William of Tudela, although pro-Catholic, is much less partisan than Peter of Les Vaux-de-Cernay, but he too has a concept of honourable behaviour in warfare which he clearly expects to carry resonance with his intended audience.18  He is therefore indignant at the suggestion that the early death of Raymond Roger Trencavel, the young viscount of Carcassonne and Beziers, in November 1209, while in captivity at Carcassonne, was in some way the consequence of the foul play about which there must evidently have been rumours. He died, he says, from dysentery, not by murder. “Not for anything in the world, by Jesus in heaven! would Count Simon ever have allowed such a thing.” When Termes fell to the crusaders in November 1210 and some of its inhabitants were captured in flight and brought to Montfort, he “behaved very well and took nothing from the ladies, not even the value of a penny coin or a Le Puy farthing.” The following March, when Peter Roger of Cabaret decided that he could resist no longer, he first released his prisoner, Bouchard of Marly, whom until then he had kept in irons. He told Bouchard that he would take the risk that he would treat him fairly if he released him, to which Bouchard replied that he had “never done or commanded anything dishonourable,” a boast which his later actions confirmed. Peter Roger had him properly bathed and his hair cut, he had new clothes given to him and “a pacing palfrey,” and an escort of three nobles as he left Cabaret.19  This strong feeling for the sensibilities of the noble class makes William’s strictures more convincing than those of Peter of Les Vaux-de-Cernay. There had, he said, not been “so terrible a slaughter” since the time of the Saracens as there was at Beziers, while at Lavaur “there was so great a killing that I believe it will be talked of till the end of the world.” Moreover, the execution of a man of the stature of Aimery of Montreal was unprecedented. “Never so far as I know has so great a lord been hanged in all Christendom, nor with so many knights hanged at his side.” Indeed, the willingness of the crusaders to go beyond the accepted norms pervades William of Tudela’s whole narrative, for the plan to massacre garrisons which had refused to surrender was intended to frighten defenders into submission.20  By definition, such tactics would have been pointless had they not had the power to strike terror into the hearts of men.

TASK INSTRUCTIONS:
According to the passage on William of Tudela, what did Raymond Roger Trencavel die from while in captivity at Carcassonne?

(Visual layout records)
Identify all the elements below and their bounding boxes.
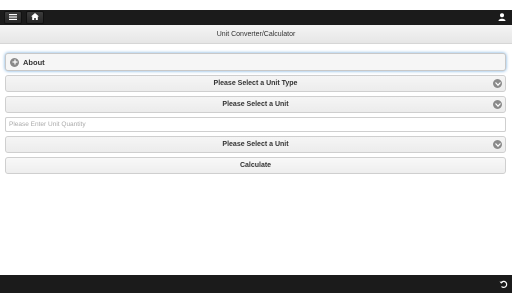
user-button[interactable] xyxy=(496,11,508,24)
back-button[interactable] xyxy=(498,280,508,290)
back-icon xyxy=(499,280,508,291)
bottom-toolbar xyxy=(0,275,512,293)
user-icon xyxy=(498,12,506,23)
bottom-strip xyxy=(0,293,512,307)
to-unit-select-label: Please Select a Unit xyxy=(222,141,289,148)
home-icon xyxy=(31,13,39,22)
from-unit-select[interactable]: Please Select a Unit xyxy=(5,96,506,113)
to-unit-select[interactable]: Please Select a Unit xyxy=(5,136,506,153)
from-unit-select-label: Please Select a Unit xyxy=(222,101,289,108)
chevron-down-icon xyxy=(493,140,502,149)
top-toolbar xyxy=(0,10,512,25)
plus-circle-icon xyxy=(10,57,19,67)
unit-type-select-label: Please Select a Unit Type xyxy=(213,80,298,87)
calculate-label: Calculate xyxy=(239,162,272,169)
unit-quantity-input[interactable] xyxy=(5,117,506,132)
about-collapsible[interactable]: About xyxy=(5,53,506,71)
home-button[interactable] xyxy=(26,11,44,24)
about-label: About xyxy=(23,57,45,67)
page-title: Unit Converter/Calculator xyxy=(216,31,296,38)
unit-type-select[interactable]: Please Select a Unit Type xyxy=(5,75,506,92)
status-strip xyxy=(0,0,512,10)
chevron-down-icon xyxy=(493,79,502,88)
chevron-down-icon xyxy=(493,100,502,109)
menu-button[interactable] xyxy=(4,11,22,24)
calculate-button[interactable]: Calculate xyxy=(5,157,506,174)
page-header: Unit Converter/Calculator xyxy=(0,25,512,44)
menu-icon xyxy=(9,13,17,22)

OUTPUT BELOW:
He died from dysentery.